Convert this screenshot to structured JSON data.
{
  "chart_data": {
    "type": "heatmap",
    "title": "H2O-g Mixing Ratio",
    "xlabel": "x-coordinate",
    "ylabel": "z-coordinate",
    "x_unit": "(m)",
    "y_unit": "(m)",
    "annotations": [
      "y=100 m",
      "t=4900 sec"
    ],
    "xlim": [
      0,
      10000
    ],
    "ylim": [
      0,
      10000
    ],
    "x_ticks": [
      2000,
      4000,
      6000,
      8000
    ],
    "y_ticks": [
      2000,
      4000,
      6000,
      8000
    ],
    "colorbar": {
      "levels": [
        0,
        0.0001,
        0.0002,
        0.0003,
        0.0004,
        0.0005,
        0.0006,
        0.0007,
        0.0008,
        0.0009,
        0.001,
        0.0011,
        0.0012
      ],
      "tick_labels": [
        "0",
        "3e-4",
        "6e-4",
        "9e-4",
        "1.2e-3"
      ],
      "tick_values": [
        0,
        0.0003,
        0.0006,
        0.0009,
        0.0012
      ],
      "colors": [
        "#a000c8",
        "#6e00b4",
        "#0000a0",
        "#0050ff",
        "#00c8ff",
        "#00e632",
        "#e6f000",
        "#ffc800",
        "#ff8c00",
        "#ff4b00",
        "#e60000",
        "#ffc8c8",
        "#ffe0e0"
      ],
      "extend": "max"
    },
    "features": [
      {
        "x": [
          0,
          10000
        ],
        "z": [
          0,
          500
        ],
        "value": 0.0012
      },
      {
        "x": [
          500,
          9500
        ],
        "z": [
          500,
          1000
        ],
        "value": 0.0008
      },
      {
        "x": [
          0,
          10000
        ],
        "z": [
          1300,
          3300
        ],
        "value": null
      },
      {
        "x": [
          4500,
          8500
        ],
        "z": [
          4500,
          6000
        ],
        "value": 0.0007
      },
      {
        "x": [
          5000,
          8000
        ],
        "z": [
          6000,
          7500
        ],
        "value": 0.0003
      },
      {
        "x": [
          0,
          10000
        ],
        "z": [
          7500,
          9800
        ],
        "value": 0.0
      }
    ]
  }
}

__Exercise objective__
Copy out each line of the listing that holds "coordinate".

__Answer to the problem__
    "xlabel": "x-coordinate",
    "ylabel": "z-coordinate",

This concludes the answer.